* [The data]:
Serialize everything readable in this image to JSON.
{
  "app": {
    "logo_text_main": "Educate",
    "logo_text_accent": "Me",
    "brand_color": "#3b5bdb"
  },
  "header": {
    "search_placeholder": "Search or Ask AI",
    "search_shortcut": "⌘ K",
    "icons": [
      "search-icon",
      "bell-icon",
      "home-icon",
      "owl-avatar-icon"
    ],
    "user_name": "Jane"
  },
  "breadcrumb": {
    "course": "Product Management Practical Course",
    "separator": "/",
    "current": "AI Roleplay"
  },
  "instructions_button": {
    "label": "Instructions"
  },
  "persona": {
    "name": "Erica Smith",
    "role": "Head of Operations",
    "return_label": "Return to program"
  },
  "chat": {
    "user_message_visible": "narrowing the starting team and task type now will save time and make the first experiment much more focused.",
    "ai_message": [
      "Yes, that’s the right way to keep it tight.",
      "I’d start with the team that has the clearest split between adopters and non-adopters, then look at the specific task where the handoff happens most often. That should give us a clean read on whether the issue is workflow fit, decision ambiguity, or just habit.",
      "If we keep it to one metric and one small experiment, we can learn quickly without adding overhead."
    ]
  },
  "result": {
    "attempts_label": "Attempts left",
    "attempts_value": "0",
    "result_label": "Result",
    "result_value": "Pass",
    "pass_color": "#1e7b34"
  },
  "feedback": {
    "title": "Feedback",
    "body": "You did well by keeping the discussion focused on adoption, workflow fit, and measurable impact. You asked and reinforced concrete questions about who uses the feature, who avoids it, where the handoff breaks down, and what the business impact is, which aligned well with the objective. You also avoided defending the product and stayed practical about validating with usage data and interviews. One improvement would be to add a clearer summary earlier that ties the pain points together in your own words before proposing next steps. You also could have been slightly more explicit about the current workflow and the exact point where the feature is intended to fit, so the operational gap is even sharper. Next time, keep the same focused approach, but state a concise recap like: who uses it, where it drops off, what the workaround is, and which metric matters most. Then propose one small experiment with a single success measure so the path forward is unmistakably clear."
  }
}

* [Problem description]: Copy each line holding the word "team" from the listing above.

* [Written solution]:
    "user_message_visible": "narrowing the starting team and task type now will save time and make the first experiment much more focused.",
      "I’d start with the team that has the clearest split between adopters and non-adopters, then look at the specific task where the handoff happens most often. That should give us a clean read on whether the issue is workflow fit, decision ambiguity, or just habit.",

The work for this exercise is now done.